== Directions ==
Do not carry the pictures over; copy every other part of the entries exactly.

== Information provided ==
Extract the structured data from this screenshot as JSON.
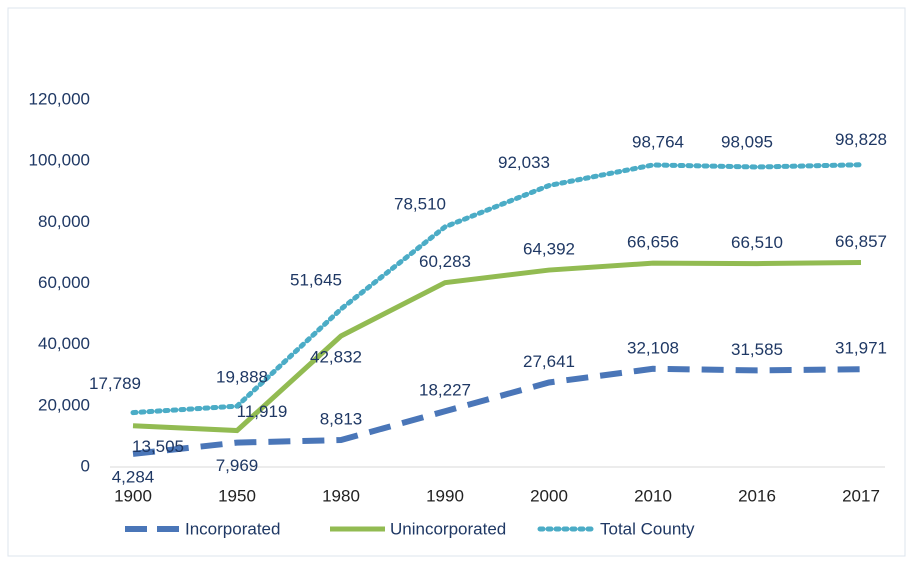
{
  "chart_data": {
    "type": "line",
    "categories": [
      "1900",
      "1950",
      "1980",
      "1990",
      "2000",
      "2010",
      "2016",
      "2017"
    ],
    "series": [
      {
        "name": "Incorporated",
        "color": "#4a76b8",
        "style": "dashed",
        "values": [
          4284,
          7969,
          8813,
          18227,
          27641,
          32108,
          31585,
          31971
        ],
        "value_labels": [
          "4,284",
          "7,969",
          "8,813",
          "18,227",
          "27,641",
          "32,108",
          "31,585",
          "31,971"
        ]
      },
      {
        "name": "Unincorporated",
        "color": "#92bb52",
        "style": "solid",
        "values": [
          13505,
          11919,
          42832,
          60283,
          64392,
          66656,
          66510,
          66857
        ],
        "value_labels": [
          "13,505",
          "11,919",
          "42,832",
          "60,283",
          "64,392",
          "66,656",
          "66,510",
          "66,857"
        ]
      },
      {
        "name": "Total County",
        "color": "#4bacc6",
        "style": "dotted",
        "values": [
          17789,
          19888,
          51645,
          78510,
          92033,
          98764,
          98095,
          98828
        ],
        "value_labels": [
          "17,789",
          "19,888",
          "51,645",
          "78,510",
          "92,033",
          "98,764",
          "98,095",
          "98,828"
        ]
      }
    ],
    "ylim": [
      0,
      120000
    ],
    "yticks": [
      0,
      {
        "value": 20000,
        "label": "20,000"
      },
      {
        "value": 40000,
        "label": "40,000"
      },
      {
        "value": 60000,
        "label": "60,000"
      },
      {
        "value": 80000,
        "label": "80,000"
      },
      {
        "value": 100000,
        "label": "100,000"
      },
      {
        "value": 120000,
        "label": "120,000"
      }
    ],
    "legend": "bottom"
  }
}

== Finished answer ==
Extract the structured data from this screenshot as JSON.
{
  "chart_data": {
    "type": "line",
    "categories": [
      "1900",
      "1950",
      "1980",
      "1990",
      "2000",
      "2010",
      "2016",
      "2017"
    ],
    "series": [
      {
        "name": "Incorporated",
        "color": "#4a76b8",
        "style": "dashed",
        "values": [
          4284,
          7969,
          8813,
          18227,
          27641,
          32108,
          31585,
          31971
        ],
        "value_labels": [
          "4,284",
          "7,969",
          "8,813",
          "18,227",
          "27,641",
          "32,108",
          "31,585",
          "31,971"
        ]
      },
      {
        "name": "Unincorporated",
        "color": "#92bb52",
        "style": "solid",
        "values": [
          13505,
          11919,
          42832,
          60283,
          64392,
          66656,
          66510,
          66857
        ],
        "value_labels": [
          "13,505",
          "11,919",
          "42,832",
          "60,283",
          "64,392",
          "66,656",
          "66,510",
          "66,857"
        ]
      },
      {
        "name": "Total County",
        "color": "#4bacc6",
        "style": "dotted",
        "values": [
          17789,
          19888,
          51645,
          78510,
          92033,
          98764,
          98095,
          98828
        ],
        "value_labels": [
          "17,789",
          "19,888",
          "51,645",
          "78,510",
          "92,033",
          "98,764",
          "98,095",
          "98,828"
        ]
      }
    ],
    "ylim": [
      0,
      120000
    ],
    "yticks": [
      0,
      {
        "value": 20000,
        "label": "20,000"
      },
      {
        "value": 40000,
        "label": "40,000"
      },
      {
        "value": 60000,
        "label": "60,000"
      },
      {
        "value": 80000,
        "label": "80,000"
      },
      {
        "value": 100000,
        "label": "100,000"
      },
      {
        "value": 120000,
        "label": "120,000"
      }
    ],
    "legend": "bottom"
  }
}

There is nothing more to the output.